■ Items
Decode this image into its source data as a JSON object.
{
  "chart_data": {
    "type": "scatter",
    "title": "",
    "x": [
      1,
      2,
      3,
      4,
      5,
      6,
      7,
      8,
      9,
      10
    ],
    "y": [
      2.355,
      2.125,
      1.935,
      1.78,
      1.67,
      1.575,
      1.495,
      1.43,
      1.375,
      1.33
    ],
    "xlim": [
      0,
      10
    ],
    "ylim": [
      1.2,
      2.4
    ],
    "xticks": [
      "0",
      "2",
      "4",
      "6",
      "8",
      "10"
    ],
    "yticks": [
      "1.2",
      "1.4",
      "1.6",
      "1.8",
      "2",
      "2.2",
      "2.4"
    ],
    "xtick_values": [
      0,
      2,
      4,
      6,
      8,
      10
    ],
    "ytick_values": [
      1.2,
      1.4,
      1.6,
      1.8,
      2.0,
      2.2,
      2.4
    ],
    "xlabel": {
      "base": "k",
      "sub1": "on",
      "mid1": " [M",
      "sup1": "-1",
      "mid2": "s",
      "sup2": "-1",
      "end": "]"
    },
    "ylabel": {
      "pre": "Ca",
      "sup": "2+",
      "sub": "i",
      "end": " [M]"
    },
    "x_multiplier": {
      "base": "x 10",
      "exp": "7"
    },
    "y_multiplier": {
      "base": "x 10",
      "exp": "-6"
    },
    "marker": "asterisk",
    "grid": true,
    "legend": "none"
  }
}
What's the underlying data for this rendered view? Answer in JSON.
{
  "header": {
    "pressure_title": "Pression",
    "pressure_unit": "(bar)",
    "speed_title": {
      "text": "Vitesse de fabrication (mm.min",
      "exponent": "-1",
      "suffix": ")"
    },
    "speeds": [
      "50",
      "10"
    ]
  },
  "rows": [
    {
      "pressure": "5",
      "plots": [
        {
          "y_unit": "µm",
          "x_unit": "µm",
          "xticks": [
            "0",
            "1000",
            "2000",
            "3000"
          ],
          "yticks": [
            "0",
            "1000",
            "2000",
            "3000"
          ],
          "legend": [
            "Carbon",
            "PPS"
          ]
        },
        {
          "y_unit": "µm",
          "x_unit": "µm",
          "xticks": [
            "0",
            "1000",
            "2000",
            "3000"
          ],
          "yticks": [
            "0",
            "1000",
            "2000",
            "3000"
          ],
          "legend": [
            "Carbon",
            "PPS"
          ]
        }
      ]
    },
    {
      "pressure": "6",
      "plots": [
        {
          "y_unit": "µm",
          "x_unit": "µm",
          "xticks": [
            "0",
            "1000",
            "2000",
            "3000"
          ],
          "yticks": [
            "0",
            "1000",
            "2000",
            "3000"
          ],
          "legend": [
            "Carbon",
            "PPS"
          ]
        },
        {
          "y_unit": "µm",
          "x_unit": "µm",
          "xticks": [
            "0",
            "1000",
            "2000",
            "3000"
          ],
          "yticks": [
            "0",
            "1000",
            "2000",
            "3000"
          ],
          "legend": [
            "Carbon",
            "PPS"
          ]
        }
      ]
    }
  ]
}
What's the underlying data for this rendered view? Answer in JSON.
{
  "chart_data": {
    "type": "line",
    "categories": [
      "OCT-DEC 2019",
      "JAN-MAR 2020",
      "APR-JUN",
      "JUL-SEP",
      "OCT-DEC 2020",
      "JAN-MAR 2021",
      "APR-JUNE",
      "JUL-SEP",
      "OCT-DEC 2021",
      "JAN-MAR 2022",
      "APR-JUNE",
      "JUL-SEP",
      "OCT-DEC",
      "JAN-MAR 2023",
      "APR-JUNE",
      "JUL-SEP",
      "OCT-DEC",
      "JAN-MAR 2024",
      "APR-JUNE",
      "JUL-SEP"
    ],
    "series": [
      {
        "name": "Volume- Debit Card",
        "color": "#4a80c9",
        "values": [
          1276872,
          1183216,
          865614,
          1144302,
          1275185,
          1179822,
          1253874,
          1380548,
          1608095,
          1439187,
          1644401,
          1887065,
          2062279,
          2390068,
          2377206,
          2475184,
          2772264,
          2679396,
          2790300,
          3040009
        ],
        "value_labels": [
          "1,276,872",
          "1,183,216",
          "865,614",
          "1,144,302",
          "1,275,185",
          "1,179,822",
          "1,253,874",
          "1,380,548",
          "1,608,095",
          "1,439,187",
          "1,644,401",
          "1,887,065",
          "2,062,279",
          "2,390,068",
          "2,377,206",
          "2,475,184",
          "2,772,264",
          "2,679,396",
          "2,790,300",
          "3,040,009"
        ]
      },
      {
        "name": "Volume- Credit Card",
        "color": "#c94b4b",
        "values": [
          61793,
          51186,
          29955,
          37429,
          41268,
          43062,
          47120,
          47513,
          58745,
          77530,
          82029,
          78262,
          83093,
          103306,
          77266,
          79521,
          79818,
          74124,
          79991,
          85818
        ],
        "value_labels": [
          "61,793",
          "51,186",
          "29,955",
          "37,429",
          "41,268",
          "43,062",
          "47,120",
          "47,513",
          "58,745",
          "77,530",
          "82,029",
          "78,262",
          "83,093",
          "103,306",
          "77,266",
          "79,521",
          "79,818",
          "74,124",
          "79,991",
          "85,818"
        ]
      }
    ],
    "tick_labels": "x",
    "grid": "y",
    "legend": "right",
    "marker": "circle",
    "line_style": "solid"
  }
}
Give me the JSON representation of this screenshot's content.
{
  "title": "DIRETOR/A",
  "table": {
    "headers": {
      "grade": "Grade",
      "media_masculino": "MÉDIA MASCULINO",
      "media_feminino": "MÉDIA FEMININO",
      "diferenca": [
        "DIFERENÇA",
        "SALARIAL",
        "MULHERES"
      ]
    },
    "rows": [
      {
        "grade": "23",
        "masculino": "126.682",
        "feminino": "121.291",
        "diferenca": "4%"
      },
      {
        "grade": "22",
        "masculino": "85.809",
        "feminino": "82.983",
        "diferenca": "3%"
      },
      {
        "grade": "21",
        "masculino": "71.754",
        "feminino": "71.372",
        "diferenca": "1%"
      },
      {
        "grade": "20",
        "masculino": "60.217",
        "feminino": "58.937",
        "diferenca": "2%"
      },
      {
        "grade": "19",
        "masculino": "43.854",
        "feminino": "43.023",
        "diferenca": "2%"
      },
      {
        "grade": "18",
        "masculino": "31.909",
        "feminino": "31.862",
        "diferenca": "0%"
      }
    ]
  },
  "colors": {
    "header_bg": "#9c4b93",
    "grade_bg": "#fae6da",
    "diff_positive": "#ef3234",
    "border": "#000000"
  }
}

■ Task goal
Extract the complete set of records unchanged.

■ Solution
Decode this image into its source data as a JSON object.
{
  "chart_data": {
    "type": "scatter",
    "title": "",
    "x": [
      1,
      2,
      3,
      4,
      5,
      6,
      7,
      8,
      9,
      10
    ],
    "y": [
      2.355,
      2.125,
      1.935,
      1.78,
      1.67,
      1.575,
      1.495,
      1.43,
      1.375,
      1.33
    ],
    "xlim": [
      0,
      10
    ],
    "ylim": [
      1.2,
      2.4
    ],
    "xticks": [
      "0",
      "2",
      "4",
      "6",
      "8",
      "10"
    ],
    "yticks": [
      "1.2",
      "1.4",
      "1.6",
      "1.8",
      "2",
      "2.2",
      "2.4"
    ],
    "xtick_values": [
      0,
      2,
      4,
      6,
      8,
      10
    ],
    "ytick_values": [
      1.2,
      1.4,
      1.6,
      1.8,
      2.0,
      2.2,
      2.4
    ],
    "xlabel": {
      "base": "k",
      "sub1": "on",
      "mid1": " [M",
      "sup1": "-1",
      "mid2": "s",
      "sup2": "-1",
      "end": "]"
    },
    "ylabel": {
      "pre": "Ca",
      "sup": "2+",
      "sub": "i",
      "end": " [M]"
    },
    "x_multiplier": {
      "base": "x 10",
      "exp": "7"
    },
    "y_multiplier": {
      "base": "x 10",
      "exp": "-6"
    },
    "marker": "asterisk",
    "grid": true,
    "legend": "none"
  }
}
What's the underlying data for this rendered view? Answer in JSON.
{
  "header": {
    "pressure_title": "Pression",
    "pressure_unit": "(bar)",
    "speed_title": {
      "text": "Vitesse de fabrication (mm.min",
      "exponent": "-1",
      "suffix": ")"
    },
    "speeds": [
      "50",
      "10"
    ]
  },
  "rows": [
    {
      "pressure": "5",
      "plots": [
        {
          "y_unit": "µm",
          "x_unit": "µm",
          "xticks": [
            "0",
            "1000",
            "2000",
            "3000"
          ],
          "yticks": [
            "0",
            "1000",
            "2000",
            "3000"
          ],
          "legend": [
            "Carbon",
            "PPS"
          ]
        },
        {
          "y_unit": "µm",
          "x_unit": "µm",
          "xticks": [
            "0",
            "1000",
            "2000",
            "3000"
          ],
          "yticks": [
            "0",
            "1000",
            "2000",
            "3000"
          ],
          "legend": [
            "Carbon",
            "PPS"
          ]
        }
      ]
    },
    {
      "pressure": "6",
      "plots": [
        {
          "y_unit": "µm",
          "x_unit": "µm",
          "xticks": [
            "0",
            "1000",
            "2000",
            "3000"
          ],
          "yticks": [
            "0",
            "1000",
            "2000",
            "3000"
          ],
          "legend": [
            "Carbon",
            "PPS"
          ]
        },
        {
          "y_unit": "µm",
          "x_unit": "µm",
          "xticks": [
            "0",
            "1000",
            "2000",
            "3000"
          ],
          "yticks": [
            "0",
            "1000",
            "2000",
            "3000"
          ],
          "legend": [
            "Carbon",
            "PPS"
          ]
        }
      ]
    }
  ]
}
What's the underlying data for this rendered view? Answer in JSON.
{
  "chart_data": {
    "type": "line",
    "categories": [
      "OCT-DEC 2019",
      "JAN-MAR 2020",
      "APR-JUN",
      "JUL-SEP",
      "OCT-DEC 2020",
      "JAN-MAR 2021",
      "APR-JUNE",
      "JUL-SEP",
      "OCT-DEC 2021",
      "JAN-MAR 2022",
      "APR-JUNE",
      "JUL-SEP",
      "OCT-DEC",
      "JAN-MAR 2023",
      "APR-JUNE",
      "JUL-SEP",
      "OCT-DEC",
      "JAN-MAR 2024",
      "APR-JUNE",
      "JUL-SEP"
    ],
    "series": [
      {
        "name": "Volume- Debit Card",
        "color": "#4a80c9",
        "values": [
          1276872,
          1183216,
          865614,
          1144302,
          1275185,
          1179822,
          1253874,
          1380548,
          1608095,
          1439187,
          1644401,
          1887065,
          2062279,
          2390068,
          2377206,
          2475184,
          2772264,
          2679396,
          2790300,
          3040009
        ],
        "value_labels": [
          "1,276,872",
          "1,183,216",
          "865,614",
          "1,144,302",
          "1,275,185",
          "1,179,822",
          "1,253,874",
          "1,380,548",
          "1,608,095",
          "1,439,187",
          "1,644,401",
          "1,887,065",
          "2,062,279",
          "2,390,068",
          "2,377,206",
          "2,475,184",
          "2,772,264",
          "2,679,396",
          "2,790,300",
          "3,040,009"
        ]
      },
      {
        "name": "Volume- Credit Card",
        "color": "#c94b4b",
        "values": [
          61793,
          51186,
          29955,
          37429,
          41268,
          43062,
          47120,
          47513,
          58745,
          77530,
          82029,
          78262,
          83093,
          103306,
          77266,
          79521,
          79818,
          74124,
          79991,
          85818
        ],
        "value_labels": [
          "61,793",
          "51,186",
          "29,955",
          "37,429",
          "41,268",
          "43,062",
          "47,120",
          "47,513",
          "58,745",
          "77,530",
          "82,029",
          "78,262",
          "83,093",
          "103,306",
          "77,266",
          "79,521",
          "79,818",
          "74,124",
          "79,991",
          "85,818"
        ]
      }
    ],
    "tick_labels": "x",
    "grid": "y",
    "legend": "right",
    "marker": "circle",
    "line_style": "solid"
  }
}
Give me the JSON representation of this screenshot's content.
{
  "title": "DIRETOR/A",
  "table": {
    "headers": {
      "grade": "Grade",
      "media_masculino": "MÉDIA MASCULINO",
      "media_feminino": "MÉDIA FEMININO",
      "diferenca": [
        "DIFERENÇA",
        "SALARIAL",
        "MULHERES"
      ]
    },
    "rows": [
      {
        "grade": "23",
        "masculino": "126.682",
        "feminino": "121.291",
        "diferenca": "4%"
      },
      {
        "grade": "22",
        "masculino": "85.809",
        "feminino": "82.983",
        "diferenca": "3%"
      },
      {
        "grade": "21",
        "masculino": "71.754",
        "feminino": "71.372",
        "diferenca": "1%"
      },
      {
        "grade": "20",
        "masculino": "60.217",
        "feminino": "58.937",
        "diferenca": "2%"
      },
      {
        "grade": "19",
        "masculino": "43.854",
        "feminino": "43.023",
        "diferenca": "2%"
      },
      {
        "grade": "18",
        "masculino": "31.909",
        "feminino": "31.862",
        "diferenca": "0%"
      }
    ]
  },
  "colors": {
    "header_bg": "#9c4b93",
    "grade_bg": "#fae6da",
    "diff_positive": "#ef3234",
    "border": "#000000"
  }
}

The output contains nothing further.